WRITTEN PROBLEM: Every record should be copied exactly, except that pictures are to be omitted.

-----

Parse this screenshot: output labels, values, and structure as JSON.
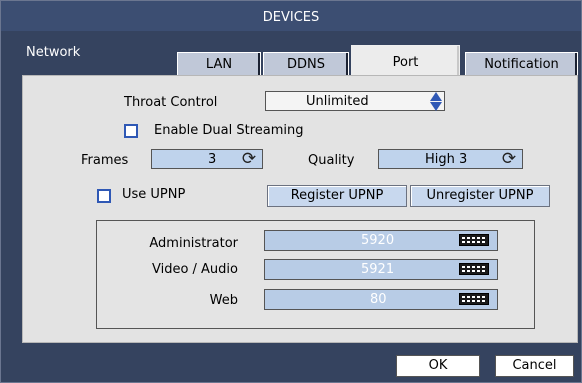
{
  "window": {
    "title": "DEVICES",
    "section": "Network"
  },
  "tabs": [
    {
      "label": "LAN"
    },
    {
      "label": "DDNS"
    },
    {
      "label": "Port",
      "active": true
    },
    {
      "label": "Notification"
    }
  ],
  "port": {
    "throat_control_label": "Throat Control",
    "throat_control_value": "Unlimited",
    "dual_streaming_label": "Enable Dual Streaming",
    "frames_label": "Frames",
    "frames_value": "3",
    "quality_label": "Quality",
    "quality_value": "High 3",
    "use_upnp_label": "Use UPNP",
    "register_upnp_label": "Register UPNP",
    "unregister_upnp_label": "Unregister UPNP",
    "administrator_label": "Administrator",
    "administrator_value": "5920",
    "video_audio_label": "Video / Audio",
    "video_audio_value": "5921",
    "web_label": "Web",
    "web_value": "80"
  },
  "footer": {
    "ok_label": "OK",
    "cancel_label": "Cancel"
  },
  "colors": {
    "frame": "#35435f",
    "panel": "#e3e3e3",
    "field_blue": "#bfd3ec",
    "accent": "#2f58b5"
  },
  "icons": [
    "spinner-icon",
    "cycle-icon",
    "keyboard-icon",
    "checkbox-icon"
  ]
}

-----

SOLUTION TO THIS TASK:
Parse this screenshot: output labels, values, and structure as JSON.
{
  "window": {
    "title": "DEVICES",
    "section": "Network"
  },
  "tabs": [
    {
      "label": "LAN"
    },
    {
      "label": "DDNS"
    },
    {
      "label": "Port",
      "active": true
    },
    {
      "label": "Notification"
    }
  ],
  "port": {
    "throat_control_label": "Throat Control",
    "throat_control_value": "Unlimited",
    "dual_streaming_label": "Enable Dual Streaming",
    "frames_label": "Frames",
    "frames_value": "3",
    "quality_label": "Quality",
    "quality_value": "High 3",
    "use_upnp_label": "Use UPNP",
    "register_upnp_label": "Register UPNP",
    "unregister_upnp_label": "Unregister UPNP",
    "administrator_label": "Administrator",
    "administrator_value": "5920",
    "video_audio_label": "Video / Audio",
    "video_audio_value": "5921",
    "web_label": "Web",
    "web_value": "80"
  },
  "footer": {
    "ok_label": "OK",
    "cancel_label": "Cancel"
  },
  "colors": {
    "frame": "#35435f",
    "panel": "#e3e3e3",
    "field_blue": "#bfd3ec",
    "accent": "#2f58b5"
  },
  "icons": [
    "spinner-icon",
    "cycle-icon",
    "keyboard-icon",
    "checkbox-icon"
  ]
}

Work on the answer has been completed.